● INPUT MATERIAL:
============================================================

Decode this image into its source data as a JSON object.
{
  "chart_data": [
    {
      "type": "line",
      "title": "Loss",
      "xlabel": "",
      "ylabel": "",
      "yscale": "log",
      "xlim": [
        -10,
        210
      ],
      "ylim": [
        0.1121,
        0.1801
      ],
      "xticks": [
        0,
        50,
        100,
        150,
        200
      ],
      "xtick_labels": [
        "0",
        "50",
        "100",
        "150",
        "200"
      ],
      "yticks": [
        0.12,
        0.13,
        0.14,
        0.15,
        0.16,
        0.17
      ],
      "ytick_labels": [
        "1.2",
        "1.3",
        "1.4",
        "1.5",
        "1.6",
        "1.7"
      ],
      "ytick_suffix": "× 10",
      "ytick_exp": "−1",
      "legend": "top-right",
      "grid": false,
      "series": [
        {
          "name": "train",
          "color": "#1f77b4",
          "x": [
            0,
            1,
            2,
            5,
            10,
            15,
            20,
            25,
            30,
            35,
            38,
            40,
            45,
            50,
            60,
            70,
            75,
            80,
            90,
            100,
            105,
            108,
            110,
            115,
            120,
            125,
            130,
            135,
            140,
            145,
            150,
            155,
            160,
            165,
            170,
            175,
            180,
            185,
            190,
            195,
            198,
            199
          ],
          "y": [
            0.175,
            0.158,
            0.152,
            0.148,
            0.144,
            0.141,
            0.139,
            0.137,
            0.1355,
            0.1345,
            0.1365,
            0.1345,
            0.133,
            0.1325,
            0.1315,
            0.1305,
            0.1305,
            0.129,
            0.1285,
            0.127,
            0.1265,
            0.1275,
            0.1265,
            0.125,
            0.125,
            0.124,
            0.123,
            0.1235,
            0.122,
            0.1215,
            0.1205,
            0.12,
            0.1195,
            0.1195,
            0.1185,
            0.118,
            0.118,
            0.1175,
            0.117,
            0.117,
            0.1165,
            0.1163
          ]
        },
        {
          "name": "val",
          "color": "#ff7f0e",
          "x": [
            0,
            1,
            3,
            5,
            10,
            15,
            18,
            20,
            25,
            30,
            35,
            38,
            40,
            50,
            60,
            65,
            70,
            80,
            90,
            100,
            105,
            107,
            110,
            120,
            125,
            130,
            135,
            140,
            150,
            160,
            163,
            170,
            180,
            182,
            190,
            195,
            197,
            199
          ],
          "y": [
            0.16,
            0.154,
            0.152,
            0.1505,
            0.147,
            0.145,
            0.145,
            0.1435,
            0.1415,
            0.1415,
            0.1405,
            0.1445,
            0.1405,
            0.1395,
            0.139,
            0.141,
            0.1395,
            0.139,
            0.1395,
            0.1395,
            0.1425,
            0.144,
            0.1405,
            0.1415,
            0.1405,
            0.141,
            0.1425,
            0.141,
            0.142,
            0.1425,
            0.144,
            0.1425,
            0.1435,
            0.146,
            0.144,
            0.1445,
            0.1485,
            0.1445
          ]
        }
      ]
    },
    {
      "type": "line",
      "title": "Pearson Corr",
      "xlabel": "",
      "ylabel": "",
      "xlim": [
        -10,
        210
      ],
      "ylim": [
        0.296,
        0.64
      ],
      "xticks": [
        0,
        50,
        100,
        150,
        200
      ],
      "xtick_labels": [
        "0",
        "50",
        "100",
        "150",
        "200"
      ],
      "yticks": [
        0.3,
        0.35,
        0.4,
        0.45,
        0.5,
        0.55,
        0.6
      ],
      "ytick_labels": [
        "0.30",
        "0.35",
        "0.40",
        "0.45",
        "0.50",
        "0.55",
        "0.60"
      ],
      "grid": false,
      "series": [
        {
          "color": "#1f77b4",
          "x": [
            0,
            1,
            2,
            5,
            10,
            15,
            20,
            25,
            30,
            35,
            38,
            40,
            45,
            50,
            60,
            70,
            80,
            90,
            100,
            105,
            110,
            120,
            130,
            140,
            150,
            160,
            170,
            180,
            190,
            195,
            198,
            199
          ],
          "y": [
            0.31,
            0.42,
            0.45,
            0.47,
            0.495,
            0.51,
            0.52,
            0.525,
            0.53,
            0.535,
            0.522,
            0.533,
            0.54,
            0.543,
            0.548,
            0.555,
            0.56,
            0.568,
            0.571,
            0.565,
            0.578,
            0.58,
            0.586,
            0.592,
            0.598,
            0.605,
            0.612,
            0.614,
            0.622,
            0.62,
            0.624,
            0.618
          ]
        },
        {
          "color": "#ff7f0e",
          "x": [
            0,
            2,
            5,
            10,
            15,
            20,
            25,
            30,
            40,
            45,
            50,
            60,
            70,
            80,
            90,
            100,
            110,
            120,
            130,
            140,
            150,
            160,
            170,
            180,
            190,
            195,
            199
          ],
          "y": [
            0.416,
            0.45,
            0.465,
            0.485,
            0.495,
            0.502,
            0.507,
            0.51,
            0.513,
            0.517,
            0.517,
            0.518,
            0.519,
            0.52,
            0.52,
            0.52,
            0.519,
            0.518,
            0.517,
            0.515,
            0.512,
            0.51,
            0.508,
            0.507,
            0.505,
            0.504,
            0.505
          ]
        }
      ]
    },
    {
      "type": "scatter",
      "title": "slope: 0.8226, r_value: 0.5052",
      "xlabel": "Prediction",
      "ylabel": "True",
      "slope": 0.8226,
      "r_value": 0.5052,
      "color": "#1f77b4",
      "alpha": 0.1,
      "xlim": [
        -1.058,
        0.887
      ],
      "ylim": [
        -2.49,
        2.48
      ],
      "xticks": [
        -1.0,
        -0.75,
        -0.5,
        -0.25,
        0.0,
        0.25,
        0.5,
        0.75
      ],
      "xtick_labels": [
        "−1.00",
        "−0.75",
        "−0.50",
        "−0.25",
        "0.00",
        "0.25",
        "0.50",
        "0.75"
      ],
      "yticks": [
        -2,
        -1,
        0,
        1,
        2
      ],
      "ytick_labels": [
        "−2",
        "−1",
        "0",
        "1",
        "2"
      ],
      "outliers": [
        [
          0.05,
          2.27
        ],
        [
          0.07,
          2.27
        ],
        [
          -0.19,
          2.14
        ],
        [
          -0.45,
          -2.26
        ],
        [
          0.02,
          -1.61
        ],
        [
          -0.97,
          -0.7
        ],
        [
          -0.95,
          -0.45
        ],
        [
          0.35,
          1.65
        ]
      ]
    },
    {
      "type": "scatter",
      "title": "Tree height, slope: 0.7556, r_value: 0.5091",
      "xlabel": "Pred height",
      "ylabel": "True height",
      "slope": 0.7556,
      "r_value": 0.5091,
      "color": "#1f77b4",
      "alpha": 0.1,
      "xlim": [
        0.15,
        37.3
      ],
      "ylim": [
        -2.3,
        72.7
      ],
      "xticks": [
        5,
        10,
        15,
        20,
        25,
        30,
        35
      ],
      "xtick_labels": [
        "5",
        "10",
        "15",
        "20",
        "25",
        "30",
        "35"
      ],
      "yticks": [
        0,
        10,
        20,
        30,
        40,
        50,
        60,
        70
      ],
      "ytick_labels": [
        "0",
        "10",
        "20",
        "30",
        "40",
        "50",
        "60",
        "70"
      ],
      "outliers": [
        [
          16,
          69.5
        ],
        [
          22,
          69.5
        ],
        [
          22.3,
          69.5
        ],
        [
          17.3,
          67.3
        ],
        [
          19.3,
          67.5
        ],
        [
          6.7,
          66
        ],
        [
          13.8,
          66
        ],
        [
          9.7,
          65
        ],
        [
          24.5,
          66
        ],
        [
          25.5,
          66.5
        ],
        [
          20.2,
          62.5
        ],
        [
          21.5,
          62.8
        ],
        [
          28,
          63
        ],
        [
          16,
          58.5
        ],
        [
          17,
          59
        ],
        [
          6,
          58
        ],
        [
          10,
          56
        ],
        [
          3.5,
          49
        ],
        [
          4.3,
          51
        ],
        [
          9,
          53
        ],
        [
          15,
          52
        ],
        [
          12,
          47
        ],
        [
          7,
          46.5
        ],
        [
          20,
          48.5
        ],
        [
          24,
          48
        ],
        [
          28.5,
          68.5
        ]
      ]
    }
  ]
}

============================================================

● WORK TO COMPLETE:
Exactly how many lines of the listing above contain the string "height"? Give no more than the number.

● EXERCISE ANSWER:
3